# START OF DATA EXTRACT

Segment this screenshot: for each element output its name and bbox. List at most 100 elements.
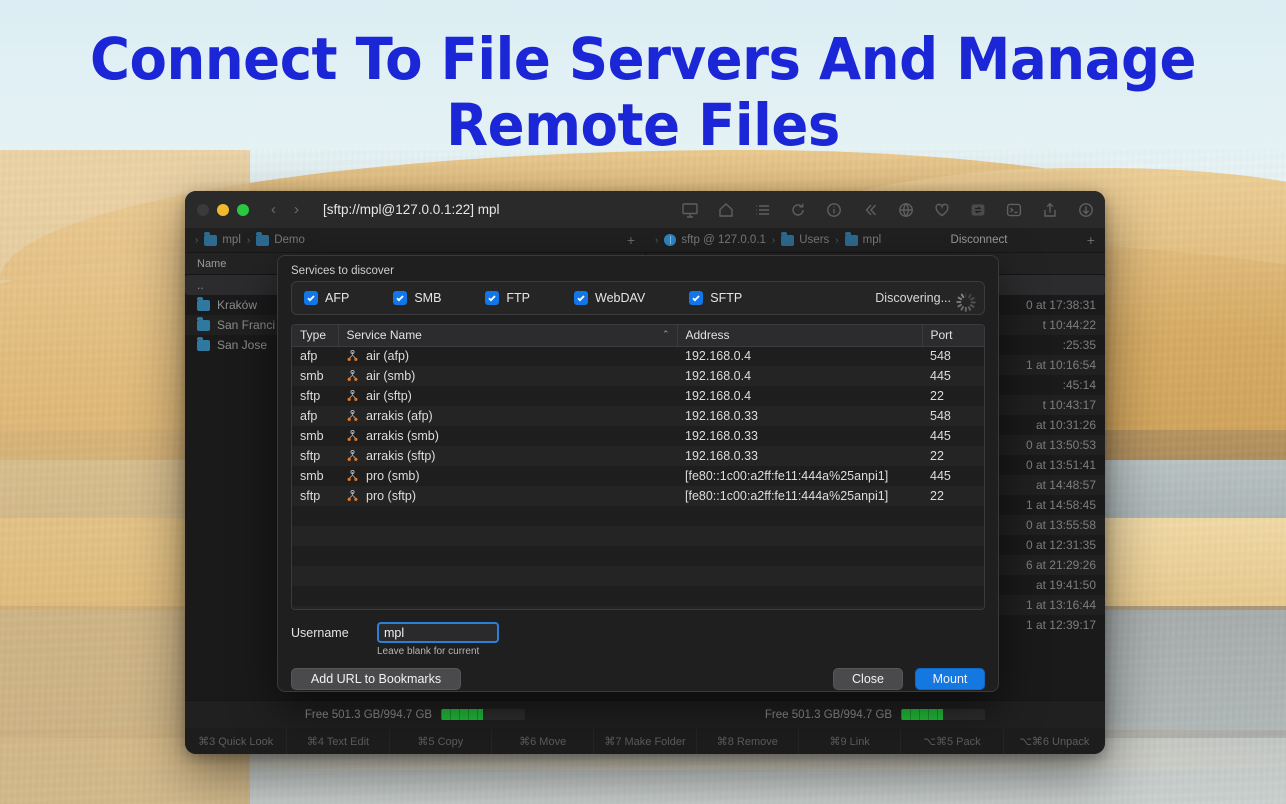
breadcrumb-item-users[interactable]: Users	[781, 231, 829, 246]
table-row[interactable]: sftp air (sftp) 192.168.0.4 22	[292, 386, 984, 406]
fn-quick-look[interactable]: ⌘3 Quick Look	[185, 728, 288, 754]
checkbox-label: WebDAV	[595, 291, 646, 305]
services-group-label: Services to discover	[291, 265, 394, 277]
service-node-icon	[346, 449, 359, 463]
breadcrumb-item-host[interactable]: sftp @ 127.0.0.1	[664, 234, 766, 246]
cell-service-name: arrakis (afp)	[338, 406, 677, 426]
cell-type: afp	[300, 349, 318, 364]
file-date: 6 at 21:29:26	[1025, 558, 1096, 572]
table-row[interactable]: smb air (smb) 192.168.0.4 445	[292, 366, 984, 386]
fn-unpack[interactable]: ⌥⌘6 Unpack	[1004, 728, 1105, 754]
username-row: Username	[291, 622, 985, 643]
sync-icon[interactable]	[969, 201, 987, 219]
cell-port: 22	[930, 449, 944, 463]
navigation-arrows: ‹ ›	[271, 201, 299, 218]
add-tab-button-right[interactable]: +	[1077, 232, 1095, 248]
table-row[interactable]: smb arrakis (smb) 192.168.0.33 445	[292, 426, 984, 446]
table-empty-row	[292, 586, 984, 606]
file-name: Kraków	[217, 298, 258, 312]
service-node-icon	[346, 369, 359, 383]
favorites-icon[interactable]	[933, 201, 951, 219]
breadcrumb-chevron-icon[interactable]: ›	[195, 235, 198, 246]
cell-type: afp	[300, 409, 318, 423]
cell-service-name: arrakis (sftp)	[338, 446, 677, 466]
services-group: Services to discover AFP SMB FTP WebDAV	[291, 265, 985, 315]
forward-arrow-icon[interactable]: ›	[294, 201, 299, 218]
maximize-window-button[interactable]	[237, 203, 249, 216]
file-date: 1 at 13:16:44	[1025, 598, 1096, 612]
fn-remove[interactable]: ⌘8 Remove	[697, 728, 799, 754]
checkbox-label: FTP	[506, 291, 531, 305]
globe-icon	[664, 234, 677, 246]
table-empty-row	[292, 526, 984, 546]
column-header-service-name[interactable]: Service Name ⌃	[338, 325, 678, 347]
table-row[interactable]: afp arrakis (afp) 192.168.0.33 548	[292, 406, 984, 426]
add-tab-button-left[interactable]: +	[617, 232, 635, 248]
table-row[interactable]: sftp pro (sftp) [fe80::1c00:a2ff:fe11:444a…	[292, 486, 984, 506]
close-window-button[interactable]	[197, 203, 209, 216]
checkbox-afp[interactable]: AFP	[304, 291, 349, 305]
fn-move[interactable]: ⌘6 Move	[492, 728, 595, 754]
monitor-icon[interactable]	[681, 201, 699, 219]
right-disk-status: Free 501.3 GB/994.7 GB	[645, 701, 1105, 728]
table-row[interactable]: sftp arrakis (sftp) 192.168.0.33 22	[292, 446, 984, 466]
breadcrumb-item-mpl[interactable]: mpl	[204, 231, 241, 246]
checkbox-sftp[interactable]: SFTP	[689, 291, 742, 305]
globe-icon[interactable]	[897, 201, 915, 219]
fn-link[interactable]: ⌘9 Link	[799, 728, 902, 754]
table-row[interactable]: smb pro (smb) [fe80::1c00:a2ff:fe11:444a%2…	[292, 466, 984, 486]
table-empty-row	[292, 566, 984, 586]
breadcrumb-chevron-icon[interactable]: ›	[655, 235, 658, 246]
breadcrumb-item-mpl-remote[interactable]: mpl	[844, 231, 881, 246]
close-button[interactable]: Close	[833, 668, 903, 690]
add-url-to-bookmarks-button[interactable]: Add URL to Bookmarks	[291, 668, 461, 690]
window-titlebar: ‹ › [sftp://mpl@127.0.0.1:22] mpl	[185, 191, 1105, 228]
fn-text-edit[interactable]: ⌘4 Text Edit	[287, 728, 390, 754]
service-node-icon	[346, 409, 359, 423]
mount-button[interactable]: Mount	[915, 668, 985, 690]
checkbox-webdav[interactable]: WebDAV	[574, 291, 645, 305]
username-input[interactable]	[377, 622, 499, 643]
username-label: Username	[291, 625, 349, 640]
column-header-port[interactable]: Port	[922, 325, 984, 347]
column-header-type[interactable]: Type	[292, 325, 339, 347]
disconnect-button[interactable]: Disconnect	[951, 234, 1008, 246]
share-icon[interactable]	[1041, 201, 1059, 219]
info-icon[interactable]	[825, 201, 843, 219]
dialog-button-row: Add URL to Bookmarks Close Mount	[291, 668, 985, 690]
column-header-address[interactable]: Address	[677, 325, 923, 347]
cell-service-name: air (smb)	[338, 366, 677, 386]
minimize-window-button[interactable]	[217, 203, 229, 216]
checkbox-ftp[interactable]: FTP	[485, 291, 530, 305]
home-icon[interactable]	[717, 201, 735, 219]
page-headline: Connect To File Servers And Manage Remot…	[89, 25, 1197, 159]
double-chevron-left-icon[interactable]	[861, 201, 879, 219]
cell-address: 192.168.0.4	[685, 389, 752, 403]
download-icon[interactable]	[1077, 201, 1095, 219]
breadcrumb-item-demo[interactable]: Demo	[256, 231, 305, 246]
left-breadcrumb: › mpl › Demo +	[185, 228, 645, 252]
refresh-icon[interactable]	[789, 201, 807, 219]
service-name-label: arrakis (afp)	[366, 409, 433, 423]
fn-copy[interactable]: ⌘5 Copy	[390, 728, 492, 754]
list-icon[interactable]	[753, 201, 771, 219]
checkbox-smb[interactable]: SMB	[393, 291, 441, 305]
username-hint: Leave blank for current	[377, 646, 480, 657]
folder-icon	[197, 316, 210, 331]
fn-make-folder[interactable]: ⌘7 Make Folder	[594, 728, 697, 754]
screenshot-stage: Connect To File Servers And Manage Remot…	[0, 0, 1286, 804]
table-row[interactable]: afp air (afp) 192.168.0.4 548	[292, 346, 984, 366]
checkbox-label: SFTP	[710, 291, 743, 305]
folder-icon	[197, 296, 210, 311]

# END OF DATA EXTRACT

- _WHAT THE TASK REQUIRES_
In the records from the line with "231, 829, 246]" up to and including the line with "232, 1095, 248]", change "table-row" to "grid-row" and leave everything else unchanged. Give back only those lines.

- _WRITTEN SOLUTION_
breadcrumb-item-users[interactable]: Users	[781, 231, 829, 246]
grid-row[interactable]: sftp air (sftp) 192.168.0.4 22	[292, 386, 984, 406]
fn-quick-look[interactable]: ⌘3 Quick Look	[185, 728, 288, 754]
checkbox-label: WebDAV	[595, 291, 646, 305]
services-group-label: Services to discover	[291, 265, 394, 277]
service-node-icon	[346, 449, 359, 463]
breadcrumb-item-host[interactable]: sftp @ 127.0.0.1	[664, 234, 766, 246]
cell-service-name: arrakis (afp)	[338, 406, 677, 426]
cell-type: afp	[300, 349, 318, 364]
file-date: 6 at 21:29:26	[1025, 558, 1096, 572]
grid-row[interactable]: smb air (smb) 192.168.0.4 445	[292, 366, 984, 386]
fn-unpack[interactable]: ⌥⌘6 Unpack	[1004, 728, 1105, 754]
username-row: Username	[291, 622, 985, 643]
sync-icon[interactable]	[969, 201, 987, 219]
cell-port: 22	[930, 449, 944, 463]
navigation-arrows: ‹ ›	[271, 201, 299, 218]
add-tab-button-right[interactable]: +	[1077, 232, 1095, 248]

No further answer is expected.